→ **Entries with figure data**

>>>

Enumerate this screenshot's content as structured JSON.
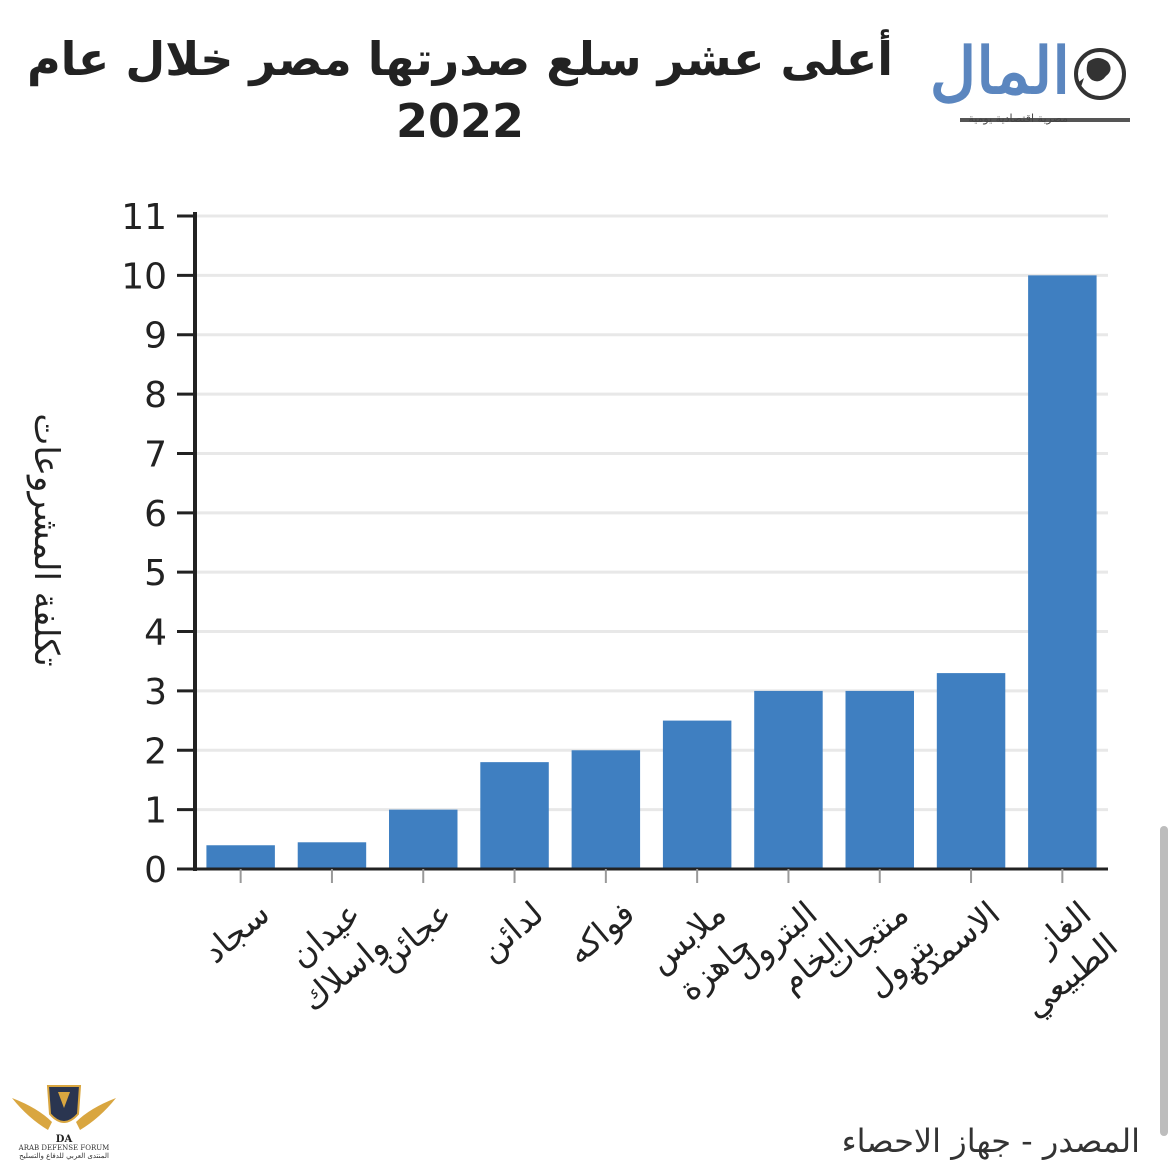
{
  "title": "أعلى عشر سلع صدرتها مصر خلال عام 2022",
  "logo": {
    "name": "المال",
    "tagline": "مصرية اقتصادية يومية"
  },
  "source": "المصدر - جهاز الاحصاء",
  "watermark": {
    "initials": "DA",
    "name": "ARAB DEFENSE FORUM",
    "subtitle": "المنتدى العربي للدفاع والتسليح"
  },
  "colors": {
    "bar": "#3f7fc1",
    "grid": "#e8e8e8",
    "axis": "#222222",
    "logo": "#5b86bf"
  },
  "chart_data": {
    "type": "bar",
    "ylabel": "تكلفة المشروعات",
    "xlabel": "",
    "ylim": [
      0,
      11
    ],
    "yticks": [
      0,
      1,
      2,
      3,
      4,
      5,
      6,
      7,
      8,
      9,
      10,
      11
    ],
    "grid": true,
    "categories": [
      "سجاد",
      "عيدان واسلاك",
      "عجائن",
      "لدائن",
      "فواكه",
      "ملابس جاهزة",
      "البترول الخام",
      "منتجات بترول",
      "الاسمدة",
      "الغاز الطبيعي"
    ],
    "values": [
      0.4,
      0.45,
      1.0,
      1.8,
      2.0,
      2.5,
      3.0,
      3.0,
      3.3,
      10.0
    ]
  }
}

<<<

Restate the data above word for word. Do not include the images.

→ **Correct result**
Enumerate this screenshot's content as structured JSON.
{
  "title": "أعلى عشر سلع صدرتها مصر خلال عام 2022",
  "logo": {
    "name": "المال",
    "tagline": "مصرية اقتصادية يومية"
  },
  "source": "المصدر - جهاز الاحصاء",
  "watermark": {
    "initials": "DA",
    "name": "ARAB DEFENSE FORUM",
    "subtitle": "المنتدى العربي للدفاع والتسليح"
  },
  "colors": {
    "bar": "#3f7fc1",
    "grid": "#e8e8e8",
    "axis": "#222222",
    "logo": "#5b86bf"
  },
  "chart_data": {
    "type": "bar",
    "ylabel": "تكلفة المشروعات",
    "xlabel": "",
    "ylim": [
      0,
      11
    ],
    "yticks": [
      0,
      1,
      2,
      3,
      4,
      5,
      6,
      7,
      8,
      9,
      10,
      11
    ],
    "grid": true,
    "categories": [
      "سجاد",
      "عيدان واسلاك",
      "عجائن",
      "لدائن",
      "فواكه",
      "ملابس جاهزة",
      "البترول الخام",
      "منتجات بترول",
      "الاسمدة",
      "الغاز الطبيعي"
    ],
    "values": [
      0.4,
      0.45,
      1.0,
      1.8,
      2.0,
      2.5,
      3.0,
      3.0,
      3.3,
      10.0
    ]
  }
}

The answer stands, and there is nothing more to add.